• _Exercise description_
Pull out every line below containing the word "label".

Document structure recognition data
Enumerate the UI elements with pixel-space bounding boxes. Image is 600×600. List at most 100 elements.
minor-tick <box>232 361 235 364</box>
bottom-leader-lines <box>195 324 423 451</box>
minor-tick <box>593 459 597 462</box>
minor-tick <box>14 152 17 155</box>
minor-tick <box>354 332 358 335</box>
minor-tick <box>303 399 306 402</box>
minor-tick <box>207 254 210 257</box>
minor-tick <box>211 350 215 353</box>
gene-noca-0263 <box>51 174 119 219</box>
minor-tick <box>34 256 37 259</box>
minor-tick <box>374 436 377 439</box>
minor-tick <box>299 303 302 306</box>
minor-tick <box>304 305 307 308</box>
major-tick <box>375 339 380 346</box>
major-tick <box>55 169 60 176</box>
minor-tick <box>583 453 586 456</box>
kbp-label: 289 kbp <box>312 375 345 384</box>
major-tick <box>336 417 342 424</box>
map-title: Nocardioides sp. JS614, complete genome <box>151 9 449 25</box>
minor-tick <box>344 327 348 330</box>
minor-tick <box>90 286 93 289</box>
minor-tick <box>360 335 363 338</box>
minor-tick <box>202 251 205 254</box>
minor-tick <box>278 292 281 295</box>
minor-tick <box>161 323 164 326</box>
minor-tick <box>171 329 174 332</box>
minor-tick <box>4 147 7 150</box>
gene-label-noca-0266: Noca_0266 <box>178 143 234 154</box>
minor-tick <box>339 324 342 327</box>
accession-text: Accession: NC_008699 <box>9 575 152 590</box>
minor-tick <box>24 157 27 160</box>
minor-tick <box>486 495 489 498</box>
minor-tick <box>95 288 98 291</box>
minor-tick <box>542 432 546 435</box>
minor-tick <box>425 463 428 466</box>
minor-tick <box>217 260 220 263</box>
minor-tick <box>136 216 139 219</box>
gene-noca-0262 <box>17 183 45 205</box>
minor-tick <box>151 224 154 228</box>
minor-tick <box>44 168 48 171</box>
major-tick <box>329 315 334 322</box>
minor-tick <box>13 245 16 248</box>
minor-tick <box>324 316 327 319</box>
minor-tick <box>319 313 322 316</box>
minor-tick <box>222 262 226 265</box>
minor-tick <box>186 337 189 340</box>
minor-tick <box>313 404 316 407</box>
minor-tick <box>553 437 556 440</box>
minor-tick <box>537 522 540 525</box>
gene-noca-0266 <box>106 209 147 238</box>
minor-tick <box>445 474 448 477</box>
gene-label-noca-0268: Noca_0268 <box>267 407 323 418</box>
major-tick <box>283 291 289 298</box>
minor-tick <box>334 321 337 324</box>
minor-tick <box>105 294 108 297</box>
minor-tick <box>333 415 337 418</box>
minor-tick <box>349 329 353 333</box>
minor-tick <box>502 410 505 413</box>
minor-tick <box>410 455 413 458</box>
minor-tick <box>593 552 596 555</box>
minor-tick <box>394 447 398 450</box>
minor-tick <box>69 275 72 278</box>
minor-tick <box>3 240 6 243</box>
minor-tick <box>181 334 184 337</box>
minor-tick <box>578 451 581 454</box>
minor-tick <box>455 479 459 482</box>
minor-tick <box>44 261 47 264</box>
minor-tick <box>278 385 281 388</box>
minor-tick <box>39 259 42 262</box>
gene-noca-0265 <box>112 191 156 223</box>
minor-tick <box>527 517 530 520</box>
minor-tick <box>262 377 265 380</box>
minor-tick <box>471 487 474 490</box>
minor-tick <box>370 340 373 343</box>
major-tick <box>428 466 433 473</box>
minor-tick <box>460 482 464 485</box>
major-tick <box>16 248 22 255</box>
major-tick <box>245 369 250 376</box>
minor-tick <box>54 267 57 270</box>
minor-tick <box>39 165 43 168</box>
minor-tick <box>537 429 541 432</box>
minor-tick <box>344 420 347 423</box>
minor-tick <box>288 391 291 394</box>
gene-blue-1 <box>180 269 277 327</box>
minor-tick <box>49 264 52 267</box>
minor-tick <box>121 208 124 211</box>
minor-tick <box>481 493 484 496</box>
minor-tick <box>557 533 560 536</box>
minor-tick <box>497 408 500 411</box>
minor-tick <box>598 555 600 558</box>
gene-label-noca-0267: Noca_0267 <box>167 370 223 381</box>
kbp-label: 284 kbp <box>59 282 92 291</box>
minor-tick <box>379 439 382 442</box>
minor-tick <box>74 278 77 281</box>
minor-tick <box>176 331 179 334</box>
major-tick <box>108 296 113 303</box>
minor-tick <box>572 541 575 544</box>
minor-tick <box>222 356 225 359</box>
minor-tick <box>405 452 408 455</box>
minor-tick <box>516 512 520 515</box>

• _Worked solution_
kbp-label: 289 kbp <box>312 375 345 384</box>
gene-label-noca-0266: Noca_0266 <box>178 143 234 154</box>
gene-label-noca-0268: Noca_0268 <box>267 407 323 418</box>
gene-label-noca-0267: Noca_0267 <box>167 370 223 381</box>
kbp-label: 284 kbp <box>59 282 92 291</box>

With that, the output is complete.